§ Written request
Copy out the material below in full, but not its images.

— begin Given data —

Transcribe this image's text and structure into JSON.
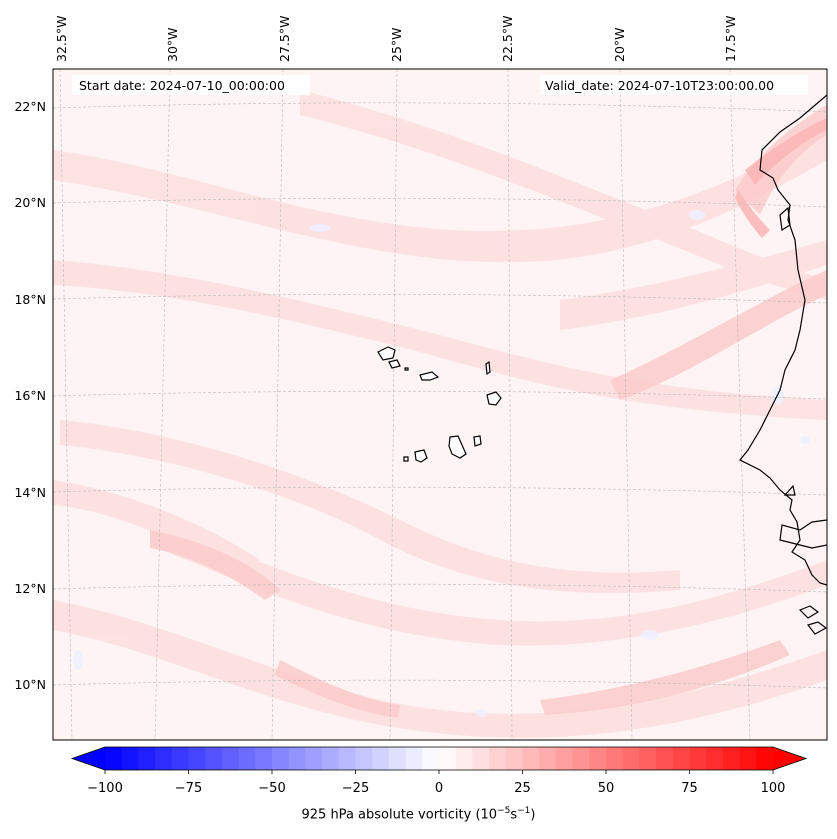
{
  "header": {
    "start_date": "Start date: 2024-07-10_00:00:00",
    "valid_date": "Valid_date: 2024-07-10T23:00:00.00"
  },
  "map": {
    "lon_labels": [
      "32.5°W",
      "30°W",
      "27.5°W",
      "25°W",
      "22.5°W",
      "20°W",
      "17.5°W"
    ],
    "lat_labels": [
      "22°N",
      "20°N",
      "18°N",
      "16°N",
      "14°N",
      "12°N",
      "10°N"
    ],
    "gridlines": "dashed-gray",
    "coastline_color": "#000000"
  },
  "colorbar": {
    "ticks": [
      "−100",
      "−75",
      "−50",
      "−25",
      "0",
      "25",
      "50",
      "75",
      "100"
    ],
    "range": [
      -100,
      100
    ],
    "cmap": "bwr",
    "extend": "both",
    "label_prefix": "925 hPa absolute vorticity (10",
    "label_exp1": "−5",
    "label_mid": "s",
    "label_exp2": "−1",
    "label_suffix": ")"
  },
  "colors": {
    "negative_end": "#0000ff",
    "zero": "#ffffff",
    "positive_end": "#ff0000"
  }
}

— end Given data —

§ Completed exercise
Transcribe this image's text and structure into JSON.
{
  "header": {
    "start_date": "Start date: 2024-07-10_00:00:00",
    "valid_date": "Valid_date: 2024-07-10T23:00:00.00"
  },
  "map": {
    "lon_labels": [
      "32.5°W",
      "30°W",
      "27.5°W",
      "25°W",
      "22.5°W",
      "20°W",
      "17.5°W"
    ],
    "lat_labels": [
      "22°N",
      "20°N",
      "18°N",
      "16°N",
      "14°N",
      "12°N",
      "10°N"
    ],
    "gridlines": "dashed-gray",
    "coastline_color": "#000000"
  },
  "colorbar": {
    "ticks": [
      "−100",
      "−75",
      "−50",
      "−25",
      "0",
      "25",
      "50",
      "75",
      "100"
    ],
    "range": [
      -100,
      100
    ],
    "cmap": "bwr",
    "extend": "both",
    "label_prefix": "925 hPa absolute vorticity (10",
    "label_exp1": "−5",
    "label_mid": "s",
    "label_exp2": "−1",
    "label_suffix": ")"
  },
  "colors": {
    "negative_end": "#0000ff",
    "zero": "#ffffff",
    "positive_end": "#ff0000"
  }
}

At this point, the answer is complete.